TASK REQUIREMENTS ▸
Only lines with the string "Zároveň" matter here; gather them from the material below.

SUPPLIED RECORDS ▸
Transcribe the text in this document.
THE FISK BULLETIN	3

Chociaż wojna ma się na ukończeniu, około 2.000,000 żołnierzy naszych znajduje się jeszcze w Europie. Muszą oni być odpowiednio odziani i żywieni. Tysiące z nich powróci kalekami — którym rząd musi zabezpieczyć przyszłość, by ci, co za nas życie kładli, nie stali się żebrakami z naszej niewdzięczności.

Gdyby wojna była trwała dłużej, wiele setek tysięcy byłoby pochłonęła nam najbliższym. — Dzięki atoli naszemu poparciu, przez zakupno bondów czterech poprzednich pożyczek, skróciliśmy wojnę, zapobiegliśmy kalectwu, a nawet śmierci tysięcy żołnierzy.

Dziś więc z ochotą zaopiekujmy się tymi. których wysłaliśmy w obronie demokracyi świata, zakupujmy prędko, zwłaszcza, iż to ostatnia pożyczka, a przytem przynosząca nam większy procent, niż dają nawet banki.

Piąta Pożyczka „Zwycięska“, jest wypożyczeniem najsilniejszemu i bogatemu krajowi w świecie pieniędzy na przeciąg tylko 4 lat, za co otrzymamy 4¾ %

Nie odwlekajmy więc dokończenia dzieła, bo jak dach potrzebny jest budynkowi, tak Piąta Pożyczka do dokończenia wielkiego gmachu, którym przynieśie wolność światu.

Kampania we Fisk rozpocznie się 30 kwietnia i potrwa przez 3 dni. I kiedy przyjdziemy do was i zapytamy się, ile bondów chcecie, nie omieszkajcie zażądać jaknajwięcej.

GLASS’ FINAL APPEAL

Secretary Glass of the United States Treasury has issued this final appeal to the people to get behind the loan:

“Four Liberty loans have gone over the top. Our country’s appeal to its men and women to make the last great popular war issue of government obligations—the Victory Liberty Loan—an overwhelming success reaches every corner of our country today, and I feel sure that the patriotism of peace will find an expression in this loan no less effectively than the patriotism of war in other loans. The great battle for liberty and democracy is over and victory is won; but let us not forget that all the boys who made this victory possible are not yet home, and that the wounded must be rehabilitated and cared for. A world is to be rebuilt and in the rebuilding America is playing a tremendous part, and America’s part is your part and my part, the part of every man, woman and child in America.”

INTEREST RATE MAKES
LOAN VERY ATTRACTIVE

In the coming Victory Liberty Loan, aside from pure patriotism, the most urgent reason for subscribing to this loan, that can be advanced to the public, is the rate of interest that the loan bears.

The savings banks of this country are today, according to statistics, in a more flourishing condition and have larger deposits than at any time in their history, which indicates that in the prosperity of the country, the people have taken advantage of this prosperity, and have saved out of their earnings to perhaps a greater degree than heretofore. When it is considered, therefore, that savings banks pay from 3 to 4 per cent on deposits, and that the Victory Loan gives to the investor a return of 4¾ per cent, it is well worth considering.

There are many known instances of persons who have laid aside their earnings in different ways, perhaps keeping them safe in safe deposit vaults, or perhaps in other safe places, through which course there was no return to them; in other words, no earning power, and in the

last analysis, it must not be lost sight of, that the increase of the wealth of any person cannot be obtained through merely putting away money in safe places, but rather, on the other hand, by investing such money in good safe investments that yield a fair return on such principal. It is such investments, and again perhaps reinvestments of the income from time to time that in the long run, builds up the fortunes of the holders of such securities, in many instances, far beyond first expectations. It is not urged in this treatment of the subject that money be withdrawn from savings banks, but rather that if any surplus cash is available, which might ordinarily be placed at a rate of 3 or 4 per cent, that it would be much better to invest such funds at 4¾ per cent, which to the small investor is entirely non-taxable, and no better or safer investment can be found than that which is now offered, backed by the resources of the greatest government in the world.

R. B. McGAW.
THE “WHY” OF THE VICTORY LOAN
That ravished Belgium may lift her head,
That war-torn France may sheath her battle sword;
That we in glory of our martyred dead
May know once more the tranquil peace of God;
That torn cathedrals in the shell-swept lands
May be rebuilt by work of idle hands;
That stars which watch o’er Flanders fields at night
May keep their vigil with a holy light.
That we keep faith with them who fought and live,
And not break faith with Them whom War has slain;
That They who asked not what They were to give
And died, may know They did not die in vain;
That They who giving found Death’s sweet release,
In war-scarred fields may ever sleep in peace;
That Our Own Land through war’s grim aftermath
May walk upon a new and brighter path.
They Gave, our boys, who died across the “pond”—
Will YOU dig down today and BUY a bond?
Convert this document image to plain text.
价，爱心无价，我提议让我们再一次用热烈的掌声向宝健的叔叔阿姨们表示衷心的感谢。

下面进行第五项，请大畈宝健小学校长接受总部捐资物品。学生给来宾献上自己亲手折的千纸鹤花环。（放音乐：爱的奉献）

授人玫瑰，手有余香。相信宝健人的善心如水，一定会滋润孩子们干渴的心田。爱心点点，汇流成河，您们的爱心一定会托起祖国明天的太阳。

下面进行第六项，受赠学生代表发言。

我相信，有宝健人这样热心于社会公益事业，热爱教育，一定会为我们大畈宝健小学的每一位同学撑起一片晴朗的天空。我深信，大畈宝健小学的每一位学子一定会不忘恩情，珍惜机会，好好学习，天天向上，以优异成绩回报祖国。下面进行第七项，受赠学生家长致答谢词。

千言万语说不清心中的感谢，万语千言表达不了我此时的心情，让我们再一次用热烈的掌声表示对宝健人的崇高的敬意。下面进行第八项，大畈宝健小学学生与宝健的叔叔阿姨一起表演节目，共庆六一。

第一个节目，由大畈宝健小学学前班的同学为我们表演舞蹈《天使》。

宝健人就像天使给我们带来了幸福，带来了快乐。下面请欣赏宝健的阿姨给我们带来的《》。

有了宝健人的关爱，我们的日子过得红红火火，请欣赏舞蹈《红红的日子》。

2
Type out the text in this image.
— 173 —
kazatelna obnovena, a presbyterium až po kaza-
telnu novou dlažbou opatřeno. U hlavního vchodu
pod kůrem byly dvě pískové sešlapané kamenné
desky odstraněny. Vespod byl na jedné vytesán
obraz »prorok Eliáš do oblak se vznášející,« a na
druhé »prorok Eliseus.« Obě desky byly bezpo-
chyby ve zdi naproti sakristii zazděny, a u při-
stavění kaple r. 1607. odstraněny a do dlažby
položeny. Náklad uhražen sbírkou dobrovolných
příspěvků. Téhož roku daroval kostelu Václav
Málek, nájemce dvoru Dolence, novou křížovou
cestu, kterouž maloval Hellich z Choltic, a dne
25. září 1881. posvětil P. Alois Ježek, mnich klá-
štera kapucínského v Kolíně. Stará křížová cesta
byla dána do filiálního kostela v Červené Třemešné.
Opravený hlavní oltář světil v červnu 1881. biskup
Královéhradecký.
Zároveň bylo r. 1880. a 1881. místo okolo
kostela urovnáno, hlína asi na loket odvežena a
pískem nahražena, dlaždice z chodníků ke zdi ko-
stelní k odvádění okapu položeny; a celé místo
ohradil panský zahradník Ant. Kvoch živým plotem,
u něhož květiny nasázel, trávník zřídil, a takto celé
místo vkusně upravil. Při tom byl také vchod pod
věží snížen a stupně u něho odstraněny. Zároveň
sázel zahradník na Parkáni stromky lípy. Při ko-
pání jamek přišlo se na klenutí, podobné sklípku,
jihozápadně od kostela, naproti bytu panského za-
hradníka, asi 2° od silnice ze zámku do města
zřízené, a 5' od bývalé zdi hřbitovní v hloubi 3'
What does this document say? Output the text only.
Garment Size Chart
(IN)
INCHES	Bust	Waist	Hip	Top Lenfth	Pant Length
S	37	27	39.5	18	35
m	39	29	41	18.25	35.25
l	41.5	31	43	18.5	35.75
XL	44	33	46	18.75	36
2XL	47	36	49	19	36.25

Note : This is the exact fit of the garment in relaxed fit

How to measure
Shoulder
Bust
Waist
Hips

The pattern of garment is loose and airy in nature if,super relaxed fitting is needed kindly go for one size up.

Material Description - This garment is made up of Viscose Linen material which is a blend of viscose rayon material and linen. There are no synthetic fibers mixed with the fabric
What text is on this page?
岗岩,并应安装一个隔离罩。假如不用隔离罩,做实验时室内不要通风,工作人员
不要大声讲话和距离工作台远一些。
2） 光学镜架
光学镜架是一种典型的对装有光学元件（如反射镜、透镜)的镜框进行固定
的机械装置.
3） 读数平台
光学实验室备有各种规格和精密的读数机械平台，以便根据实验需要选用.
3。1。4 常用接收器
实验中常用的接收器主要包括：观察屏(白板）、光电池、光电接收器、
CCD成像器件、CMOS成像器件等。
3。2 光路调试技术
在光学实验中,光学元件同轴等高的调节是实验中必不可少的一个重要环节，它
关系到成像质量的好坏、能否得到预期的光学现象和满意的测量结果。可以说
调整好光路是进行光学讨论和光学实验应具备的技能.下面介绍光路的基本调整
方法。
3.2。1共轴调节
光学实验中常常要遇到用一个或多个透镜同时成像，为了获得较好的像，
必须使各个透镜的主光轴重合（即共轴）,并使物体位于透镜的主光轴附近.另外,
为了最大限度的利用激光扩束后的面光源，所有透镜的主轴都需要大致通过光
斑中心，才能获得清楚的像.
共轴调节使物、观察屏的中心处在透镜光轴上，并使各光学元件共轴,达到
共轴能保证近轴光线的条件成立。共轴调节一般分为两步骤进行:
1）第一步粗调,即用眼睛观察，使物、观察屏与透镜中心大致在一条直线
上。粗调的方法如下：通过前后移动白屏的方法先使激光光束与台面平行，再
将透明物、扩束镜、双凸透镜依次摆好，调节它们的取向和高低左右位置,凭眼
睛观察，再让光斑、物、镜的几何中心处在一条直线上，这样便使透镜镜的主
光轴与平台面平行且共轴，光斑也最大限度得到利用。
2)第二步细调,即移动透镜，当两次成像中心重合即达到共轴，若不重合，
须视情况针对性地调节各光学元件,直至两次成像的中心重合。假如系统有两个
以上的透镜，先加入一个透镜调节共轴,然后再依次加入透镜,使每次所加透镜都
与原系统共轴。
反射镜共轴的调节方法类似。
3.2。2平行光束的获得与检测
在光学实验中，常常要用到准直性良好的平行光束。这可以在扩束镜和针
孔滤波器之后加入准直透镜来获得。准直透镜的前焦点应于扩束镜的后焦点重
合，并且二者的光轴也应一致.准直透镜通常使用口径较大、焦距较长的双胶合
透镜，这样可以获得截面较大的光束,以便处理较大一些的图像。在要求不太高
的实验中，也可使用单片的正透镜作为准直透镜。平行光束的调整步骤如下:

TASK RESULT ▸
Zároveň bylo r. 1880. a 1881. místo okolo
věží snížen a stupně u něho odstraněny. Zároveň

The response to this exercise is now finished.